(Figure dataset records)
--- Begin ---

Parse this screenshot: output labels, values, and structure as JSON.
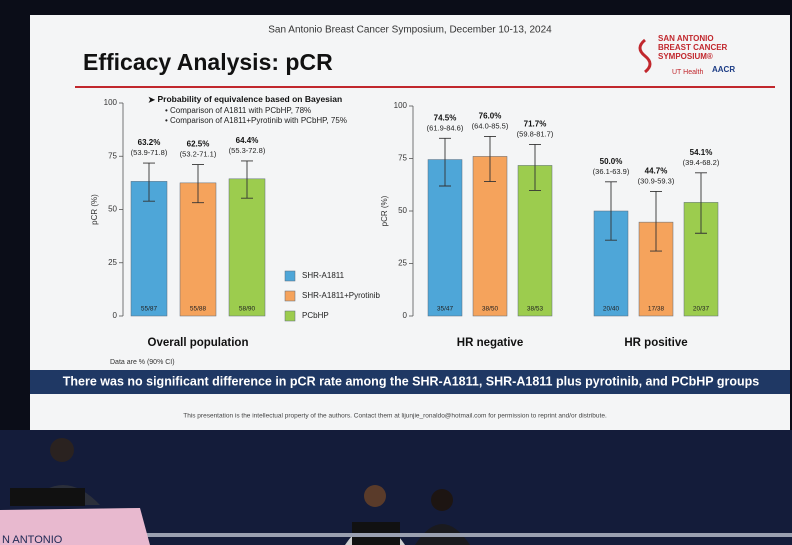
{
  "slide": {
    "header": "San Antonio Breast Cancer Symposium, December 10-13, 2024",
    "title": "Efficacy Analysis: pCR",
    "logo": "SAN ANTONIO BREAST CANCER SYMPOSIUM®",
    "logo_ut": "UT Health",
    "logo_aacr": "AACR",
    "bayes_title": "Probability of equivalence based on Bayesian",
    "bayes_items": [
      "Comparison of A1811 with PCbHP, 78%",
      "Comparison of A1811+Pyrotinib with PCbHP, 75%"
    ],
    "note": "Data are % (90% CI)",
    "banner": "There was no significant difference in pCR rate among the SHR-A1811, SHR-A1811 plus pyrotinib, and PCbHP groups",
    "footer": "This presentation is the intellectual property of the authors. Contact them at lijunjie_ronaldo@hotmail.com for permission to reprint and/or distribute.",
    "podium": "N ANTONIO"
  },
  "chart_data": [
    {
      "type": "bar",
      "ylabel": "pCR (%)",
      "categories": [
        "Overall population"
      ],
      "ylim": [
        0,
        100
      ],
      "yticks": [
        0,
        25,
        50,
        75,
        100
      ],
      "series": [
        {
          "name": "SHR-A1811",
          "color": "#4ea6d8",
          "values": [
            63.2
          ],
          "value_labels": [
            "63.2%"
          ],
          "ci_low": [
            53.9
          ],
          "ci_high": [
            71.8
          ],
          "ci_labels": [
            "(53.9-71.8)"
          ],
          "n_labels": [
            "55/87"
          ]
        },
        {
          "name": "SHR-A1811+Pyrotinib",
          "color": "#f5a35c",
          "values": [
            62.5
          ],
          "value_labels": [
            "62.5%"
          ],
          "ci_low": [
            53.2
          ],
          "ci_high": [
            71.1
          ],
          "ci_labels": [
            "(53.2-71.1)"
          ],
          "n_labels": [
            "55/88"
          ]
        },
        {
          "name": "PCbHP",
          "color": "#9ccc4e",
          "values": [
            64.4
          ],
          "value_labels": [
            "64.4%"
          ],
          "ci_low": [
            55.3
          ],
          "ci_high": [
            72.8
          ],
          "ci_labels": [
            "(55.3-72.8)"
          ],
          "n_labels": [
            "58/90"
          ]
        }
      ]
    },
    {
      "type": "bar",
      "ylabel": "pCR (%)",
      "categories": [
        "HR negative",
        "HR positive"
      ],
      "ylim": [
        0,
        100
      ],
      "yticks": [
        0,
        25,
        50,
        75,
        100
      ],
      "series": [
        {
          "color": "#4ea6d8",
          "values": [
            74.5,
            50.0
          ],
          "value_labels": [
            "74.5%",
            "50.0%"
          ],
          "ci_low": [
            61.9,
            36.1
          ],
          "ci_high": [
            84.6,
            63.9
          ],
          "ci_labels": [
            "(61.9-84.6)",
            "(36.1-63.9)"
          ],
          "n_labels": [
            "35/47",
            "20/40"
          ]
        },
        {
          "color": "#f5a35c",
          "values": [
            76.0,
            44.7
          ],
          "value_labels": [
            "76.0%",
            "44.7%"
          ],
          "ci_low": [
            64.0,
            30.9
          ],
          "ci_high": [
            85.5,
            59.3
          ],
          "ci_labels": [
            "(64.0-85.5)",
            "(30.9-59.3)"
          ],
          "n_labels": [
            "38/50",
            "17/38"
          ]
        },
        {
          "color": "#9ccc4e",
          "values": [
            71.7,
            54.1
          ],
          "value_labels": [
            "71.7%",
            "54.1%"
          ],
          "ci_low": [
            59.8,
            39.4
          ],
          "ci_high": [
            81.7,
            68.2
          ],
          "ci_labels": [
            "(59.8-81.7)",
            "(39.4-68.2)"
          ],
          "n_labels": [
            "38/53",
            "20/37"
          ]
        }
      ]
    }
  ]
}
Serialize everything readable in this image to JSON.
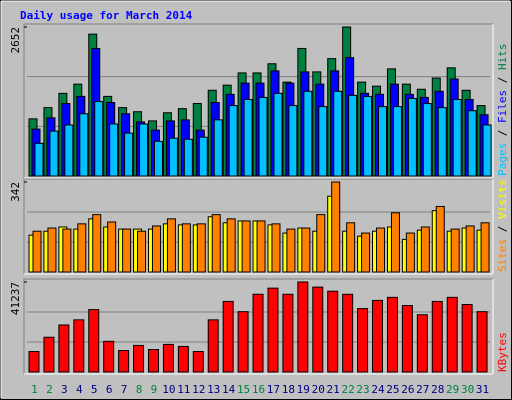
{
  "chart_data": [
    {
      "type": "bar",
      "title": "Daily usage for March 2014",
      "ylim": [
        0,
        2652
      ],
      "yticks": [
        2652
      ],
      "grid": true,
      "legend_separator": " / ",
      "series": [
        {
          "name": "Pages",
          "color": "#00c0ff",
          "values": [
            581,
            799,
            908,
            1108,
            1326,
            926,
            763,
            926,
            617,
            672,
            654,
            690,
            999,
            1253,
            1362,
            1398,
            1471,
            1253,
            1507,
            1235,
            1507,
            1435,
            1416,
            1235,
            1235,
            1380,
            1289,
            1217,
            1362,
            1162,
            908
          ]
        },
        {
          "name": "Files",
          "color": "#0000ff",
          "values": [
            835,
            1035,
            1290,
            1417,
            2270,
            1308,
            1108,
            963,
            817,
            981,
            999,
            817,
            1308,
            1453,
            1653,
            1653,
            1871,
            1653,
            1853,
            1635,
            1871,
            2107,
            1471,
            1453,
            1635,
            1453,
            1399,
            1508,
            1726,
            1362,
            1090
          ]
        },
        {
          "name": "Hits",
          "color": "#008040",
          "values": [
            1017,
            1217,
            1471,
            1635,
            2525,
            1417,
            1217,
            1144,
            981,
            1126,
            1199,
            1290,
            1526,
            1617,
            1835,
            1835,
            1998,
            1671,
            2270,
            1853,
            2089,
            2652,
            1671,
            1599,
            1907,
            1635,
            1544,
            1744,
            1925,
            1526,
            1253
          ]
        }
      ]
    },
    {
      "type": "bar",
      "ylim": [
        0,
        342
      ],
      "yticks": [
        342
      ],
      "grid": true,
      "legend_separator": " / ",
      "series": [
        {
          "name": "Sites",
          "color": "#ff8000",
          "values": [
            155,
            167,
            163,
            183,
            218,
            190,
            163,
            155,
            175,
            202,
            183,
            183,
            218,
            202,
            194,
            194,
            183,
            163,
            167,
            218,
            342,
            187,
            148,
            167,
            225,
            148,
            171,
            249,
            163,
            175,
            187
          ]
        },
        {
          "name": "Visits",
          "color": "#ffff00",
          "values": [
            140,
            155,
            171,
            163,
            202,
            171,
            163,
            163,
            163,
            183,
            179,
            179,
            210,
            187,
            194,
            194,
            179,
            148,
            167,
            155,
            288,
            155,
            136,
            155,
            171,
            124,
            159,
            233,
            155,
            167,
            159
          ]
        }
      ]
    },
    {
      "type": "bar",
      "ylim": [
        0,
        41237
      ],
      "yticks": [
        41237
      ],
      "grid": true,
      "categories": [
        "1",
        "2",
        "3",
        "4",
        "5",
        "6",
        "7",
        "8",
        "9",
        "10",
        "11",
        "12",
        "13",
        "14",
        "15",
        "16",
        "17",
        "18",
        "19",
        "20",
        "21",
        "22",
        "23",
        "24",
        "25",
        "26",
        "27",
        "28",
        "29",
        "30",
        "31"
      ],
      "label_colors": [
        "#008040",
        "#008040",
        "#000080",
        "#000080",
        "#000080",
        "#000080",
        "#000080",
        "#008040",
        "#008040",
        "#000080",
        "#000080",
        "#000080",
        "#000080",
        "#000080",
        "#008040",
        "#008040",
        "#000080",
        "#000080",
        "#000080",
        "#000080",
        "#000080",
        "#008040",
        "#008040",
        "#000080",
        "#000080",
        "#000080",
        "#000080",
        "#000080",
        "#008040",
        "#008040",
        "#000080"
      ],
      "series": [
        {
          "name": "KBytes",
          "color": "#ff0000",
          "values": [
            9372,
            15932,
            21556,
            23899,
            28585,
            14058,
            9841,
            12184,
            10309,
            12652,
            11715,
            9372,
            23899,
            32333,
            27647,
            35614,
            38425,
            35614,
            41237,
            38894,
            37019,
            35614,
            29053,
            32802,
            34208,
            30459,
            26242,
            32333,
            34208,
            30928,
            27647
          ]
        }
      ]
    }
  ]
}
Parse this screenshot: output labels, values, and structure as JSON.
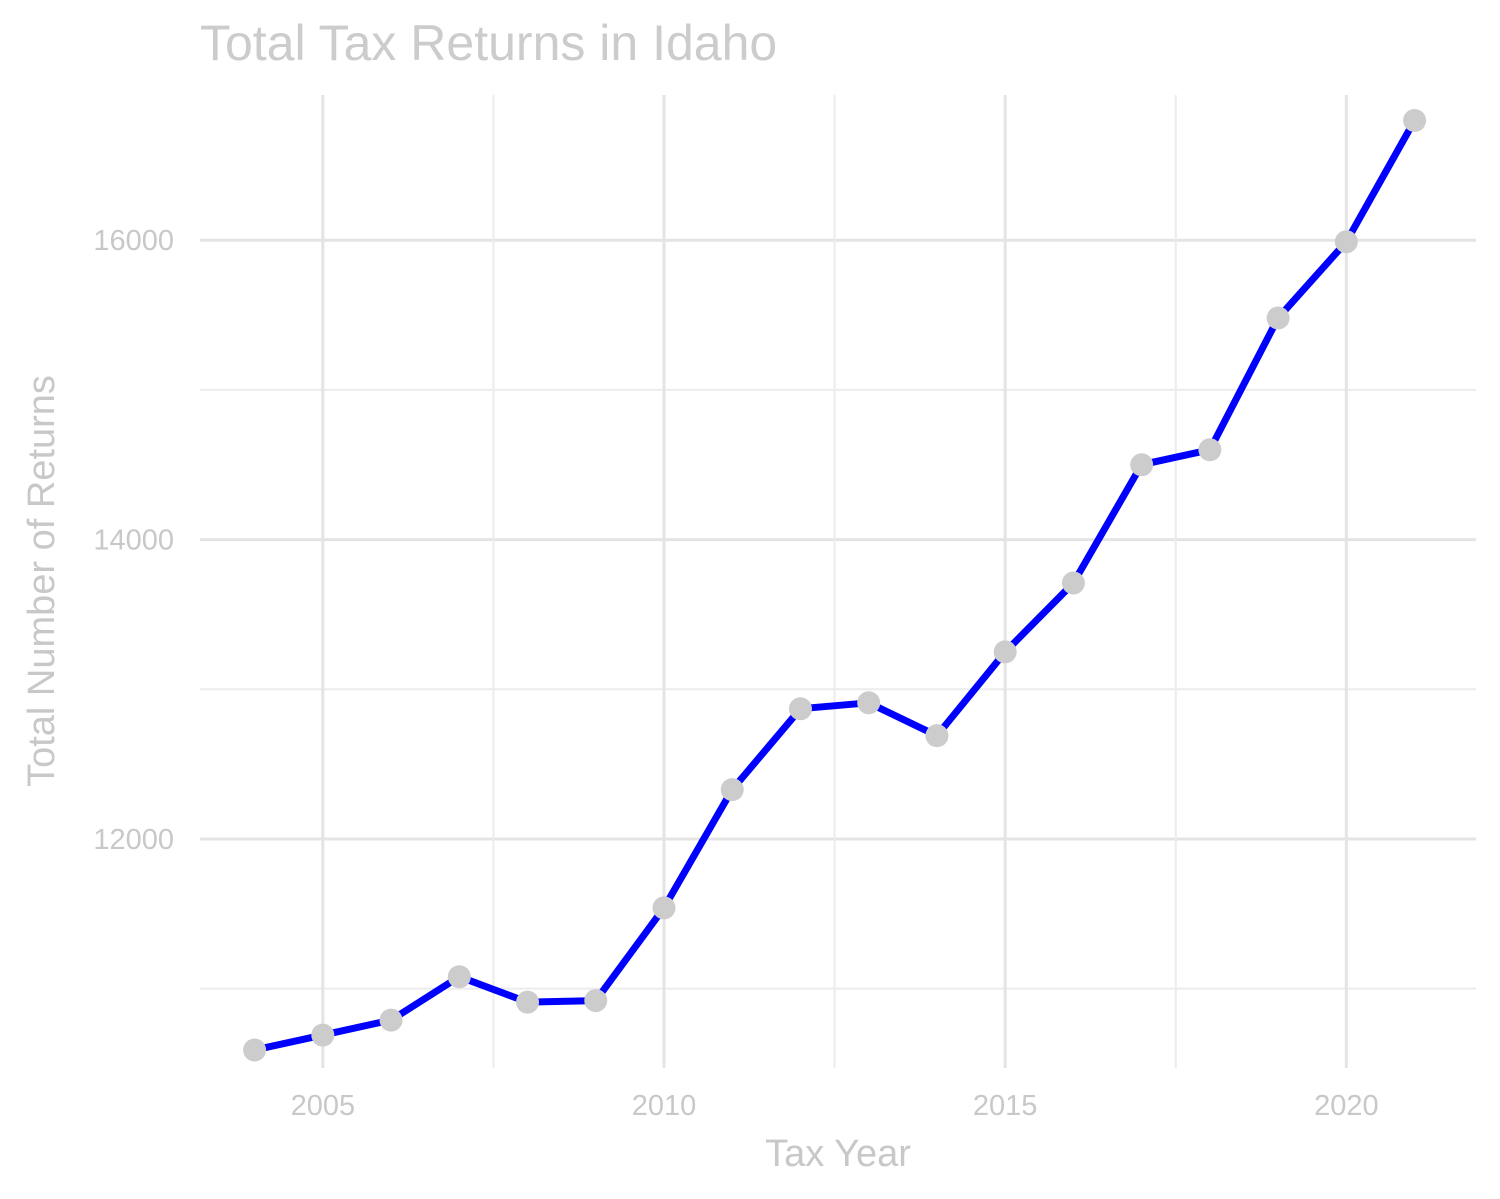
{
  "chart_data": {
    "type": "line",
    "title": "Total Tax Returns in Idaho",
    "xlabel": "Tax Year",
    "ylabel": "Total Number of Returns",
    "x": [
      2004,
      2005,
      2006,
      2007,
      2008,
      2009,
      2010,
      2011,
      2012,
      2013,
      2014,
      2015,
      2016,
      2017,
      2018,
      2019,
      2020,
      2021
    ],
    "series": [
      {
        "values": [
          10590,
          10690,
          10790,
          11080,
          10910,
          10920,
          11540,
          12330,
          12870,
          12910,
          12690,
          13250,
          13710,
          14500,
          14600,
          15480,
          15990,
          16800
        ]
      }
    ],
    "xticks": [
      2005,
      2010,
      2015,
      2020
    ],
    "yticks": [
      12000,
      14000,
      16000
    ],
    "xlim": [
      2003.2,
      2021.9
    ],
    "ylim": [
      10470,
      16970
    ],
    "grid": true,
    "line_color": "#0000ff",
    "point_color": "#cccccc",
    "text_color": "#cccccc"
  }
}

--- End ---

Copy all lines from the data that hold the word "with".

ANSWER BELOW —
      "Comparison of A1811 with PCbHP, 78%",
      "Comparison of A1811+Pyrotinib with PCbHP, 75%"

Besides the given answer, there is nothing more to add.